Check every line in the records below for the word "them" and report how many have it, nothing more.

Chart and figure data:
┏━━

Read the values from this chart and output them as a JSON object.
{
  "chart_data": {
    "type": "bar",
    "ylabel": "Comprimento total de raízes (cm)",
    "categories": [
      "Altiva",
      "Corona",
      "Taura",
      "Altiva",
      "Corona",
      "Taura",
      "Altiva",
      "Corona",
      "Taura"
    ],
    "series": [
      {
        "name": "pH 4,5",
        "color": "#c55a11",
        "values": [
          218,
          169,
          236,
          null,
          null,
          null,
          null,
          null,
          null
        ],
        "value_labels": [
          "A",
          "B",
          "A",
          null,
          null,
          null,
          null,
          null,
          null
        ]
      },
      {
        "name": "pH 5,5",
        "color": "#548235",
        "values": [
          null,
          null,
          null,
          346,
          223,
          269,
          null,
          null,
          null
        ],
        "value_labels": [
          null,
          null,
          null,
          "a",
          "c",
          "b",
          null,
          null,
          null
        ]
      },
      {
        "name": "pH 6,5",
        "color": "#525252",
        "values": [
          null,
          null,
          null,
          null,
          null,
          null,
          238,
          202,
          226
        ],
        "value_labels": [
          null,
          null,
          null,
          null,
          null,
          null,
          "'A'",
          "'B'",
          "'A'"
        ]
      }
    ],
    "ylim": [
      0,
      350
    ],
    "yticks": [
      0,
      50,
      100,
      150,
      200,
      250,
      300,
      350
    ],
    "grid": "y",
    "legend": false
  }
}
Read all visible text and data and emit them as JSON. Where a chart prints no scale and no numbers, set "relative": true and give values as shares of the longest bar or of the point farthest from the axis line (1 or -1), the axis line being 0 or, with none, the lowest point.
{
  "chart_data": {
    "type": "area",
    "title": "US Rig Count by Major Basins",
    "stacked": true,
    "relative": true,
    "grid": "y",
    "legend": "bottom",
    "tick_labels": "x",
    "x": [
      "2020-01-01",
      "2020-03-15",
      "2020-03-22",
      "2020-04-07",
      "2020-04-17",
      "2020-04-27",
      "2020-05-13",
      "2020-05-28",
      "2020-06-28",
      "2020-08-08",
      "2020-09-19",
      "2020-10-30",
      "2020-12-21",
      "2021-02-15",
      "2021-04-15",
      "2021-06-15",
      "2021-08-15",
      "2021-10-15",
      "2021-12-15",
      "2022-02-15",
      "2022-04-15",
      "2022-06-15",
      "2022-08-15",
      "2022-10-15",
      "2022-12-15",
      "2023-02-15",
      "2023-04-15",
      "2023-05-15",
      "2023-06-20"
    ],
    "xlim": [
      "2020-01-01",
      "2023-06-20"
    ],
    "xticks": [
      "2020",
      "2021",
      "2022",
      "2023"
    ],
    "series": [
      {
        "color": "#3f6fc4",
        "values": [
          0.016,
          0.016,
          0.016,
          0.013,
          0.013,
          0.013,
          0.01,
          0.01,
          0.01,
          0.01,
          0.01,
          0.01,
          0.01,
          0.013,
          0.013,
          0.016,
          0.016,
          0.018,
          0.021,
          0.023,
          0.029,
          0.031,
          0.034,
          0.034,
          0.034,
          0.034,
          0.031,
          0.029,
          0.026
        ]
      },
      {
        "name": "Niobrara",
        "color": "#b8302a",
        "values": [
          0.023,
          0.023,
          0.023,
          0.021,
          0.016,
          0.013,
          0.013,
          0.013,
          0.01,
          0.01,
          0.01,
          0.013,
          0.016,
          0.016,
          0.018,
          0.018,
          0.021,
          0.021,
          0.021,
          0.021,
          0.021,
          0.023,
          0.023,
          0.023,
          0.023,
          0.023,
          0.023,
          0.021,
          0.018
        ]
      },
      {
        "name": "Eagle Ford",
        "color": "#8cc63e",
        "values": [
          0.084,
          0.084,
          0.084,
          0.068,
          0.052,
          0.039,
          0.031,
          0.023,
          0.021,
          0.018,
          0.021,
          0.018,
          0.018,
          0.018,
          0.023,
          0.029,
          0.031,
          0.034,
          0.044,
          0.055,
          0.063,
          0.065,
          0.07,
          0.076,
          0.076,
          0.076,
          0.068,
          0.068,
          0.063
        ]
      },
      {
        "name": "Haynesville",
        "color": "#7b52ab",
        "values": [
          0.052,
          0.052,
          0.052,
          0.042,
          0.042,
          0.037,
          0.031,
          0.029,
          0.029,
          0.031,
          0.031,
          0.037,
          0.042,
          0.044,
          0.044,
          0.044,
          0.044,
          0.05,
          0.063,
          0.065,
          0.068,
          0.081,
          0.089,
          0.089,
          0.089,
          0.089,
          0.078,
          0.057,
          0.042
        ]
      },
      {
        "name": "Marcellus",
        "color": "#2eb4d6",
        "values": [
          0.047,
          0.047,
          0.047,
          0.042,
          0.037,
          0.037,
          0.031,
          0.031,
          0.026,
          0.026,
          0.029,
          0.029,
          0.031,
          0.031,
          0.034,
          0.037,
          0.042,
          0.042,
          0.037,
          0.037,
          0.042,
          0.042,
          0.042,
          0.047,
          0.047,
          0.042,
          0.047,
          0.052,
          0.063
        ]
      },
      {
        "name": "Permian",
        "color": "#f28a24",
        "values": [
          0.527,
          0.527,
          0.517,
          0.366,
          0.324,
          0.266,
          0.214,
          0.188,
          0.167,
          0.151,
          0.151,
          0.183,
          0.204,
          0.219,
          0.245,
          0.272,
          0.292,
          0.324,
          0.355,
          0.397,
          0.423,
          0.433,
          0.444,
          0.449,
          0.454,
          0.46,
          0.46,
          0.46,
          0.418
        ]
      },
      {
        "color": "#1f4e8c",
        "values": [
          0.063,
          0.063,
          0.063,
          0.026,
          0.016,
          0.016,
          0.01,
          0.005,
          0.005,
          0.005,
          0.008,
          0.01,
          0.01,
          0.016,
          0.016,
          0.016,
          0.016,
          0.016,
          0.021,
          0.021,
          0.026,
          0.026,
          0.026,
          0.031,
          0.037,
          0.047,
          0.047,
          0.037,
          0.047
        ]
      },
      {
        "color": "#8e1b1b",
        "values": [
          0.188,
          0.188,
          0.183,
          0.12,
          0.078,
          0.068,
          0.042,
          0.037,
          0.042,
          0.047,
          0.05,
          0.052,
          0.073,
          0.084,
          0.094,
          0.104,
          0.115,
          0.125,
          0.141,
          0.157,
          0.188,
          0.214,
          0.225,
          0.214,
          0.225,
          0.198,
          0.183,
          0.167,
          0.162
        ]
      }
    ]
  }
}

┗━━

## SOLUTION FOR THIS TASK
2